La oración cristiana es la plática que se tiene con Dios cara a cara, si creemos que Dios es omnipresente, entonces nos será más claro que con Dios podemos conversar en todas partes, hasta en los lugares que menos suponemos.

Podemos utilizar muchos medios de Oración aunque la plática directa es con Dios, muchos hacen más efectiva su meditación a través de los signos de la Iglesia y de las representaciones escultóricas de Jesucristo, la virgen santos y ángeles.

La oración es un Don de Dios (Catecism. 2560) y además nos dice el catecismo referente a este Don: La humildad es una disposición necesaria para recibir gratuitamente el don de la oración: el hombre es un mendigo de Dios.

Por tanto la oración se hace efectiva si lo hacemos sin orgullo mostrando sinceridad o arrepentimiento, utilizando cualquier medio que la Iglesia nos propone, y buscando así la presencia de Cristo en cada momento, aunque como escribí antes: Cristo se encuentra en todas partes.

Datos proporcionados:
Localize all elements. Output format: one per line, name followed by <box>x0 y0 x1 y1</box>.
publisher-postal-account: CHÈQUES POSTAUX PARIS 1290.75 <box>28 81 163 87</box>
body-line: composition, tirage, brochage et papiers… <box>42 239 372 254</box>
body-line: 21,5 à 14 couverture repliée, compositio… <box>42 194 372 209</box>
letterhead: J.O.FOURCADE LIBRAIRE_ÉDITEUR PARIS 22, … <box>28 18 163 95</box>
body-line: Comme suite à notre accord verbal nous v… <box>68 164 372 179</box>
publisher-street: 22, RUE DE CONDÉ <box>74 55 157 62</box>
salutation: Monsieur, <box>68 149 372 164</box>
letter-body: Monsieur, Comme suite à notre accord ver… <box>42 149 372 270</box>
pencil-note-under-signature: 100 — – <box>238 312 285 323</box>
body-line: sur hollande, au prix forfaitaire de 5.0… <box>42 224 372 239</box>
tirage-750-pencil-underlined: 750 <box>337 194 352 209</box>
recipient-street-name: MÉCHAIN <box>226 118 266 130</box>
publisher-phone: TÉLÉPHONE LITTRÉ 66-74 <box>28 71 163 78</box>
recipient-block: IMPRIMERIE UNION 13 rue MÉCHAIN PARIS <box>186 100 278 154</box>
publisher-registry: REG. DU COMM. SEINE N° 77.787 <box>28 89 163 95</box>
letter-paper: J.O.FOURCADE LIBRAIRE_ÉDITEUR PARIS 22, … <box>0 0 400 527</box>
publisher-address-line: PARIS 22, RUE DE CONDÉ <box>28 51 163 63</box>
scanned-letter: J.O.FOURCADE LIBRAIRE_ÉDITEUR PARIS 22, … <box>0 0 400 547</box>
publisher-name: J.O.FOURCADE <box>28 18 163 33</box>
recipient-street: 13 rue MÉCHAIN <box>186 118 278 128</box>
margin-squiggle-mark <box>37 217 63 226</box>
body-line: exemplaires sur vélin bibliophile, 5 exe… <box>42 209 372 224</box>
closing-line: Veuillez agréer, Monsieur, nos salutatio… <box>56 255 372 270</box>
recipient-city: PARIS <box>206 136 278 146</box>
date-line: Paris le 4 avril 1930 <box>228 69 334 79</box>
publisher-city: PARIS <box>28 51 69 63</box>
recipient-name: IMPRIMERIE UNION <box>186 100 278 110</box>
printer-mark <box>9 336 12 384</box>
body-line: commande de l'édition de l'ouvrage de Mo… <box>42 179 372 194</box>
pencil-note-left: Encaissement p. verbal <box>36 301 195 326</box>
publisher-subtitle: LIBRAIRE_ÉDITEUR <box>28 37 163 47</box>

Tu objetivo:
Responde, según el texto sobre la oración cristiana:
1. ¿Cómo define el texto la oración cristiana?
2. ¿Qué disposición es necesaria para recibir gratuitamente el don de la oración?
3. ¿A través de qué hacen muchos más efectiva su meditación?

Respuesta:
1. Como la plática que se tiene con Dios cara a cara.
2. La humildad.
3. A través de los signos de la Iglesia y de las representaciones escultóricas de Jesucristo, la virgen, santos y ángeles.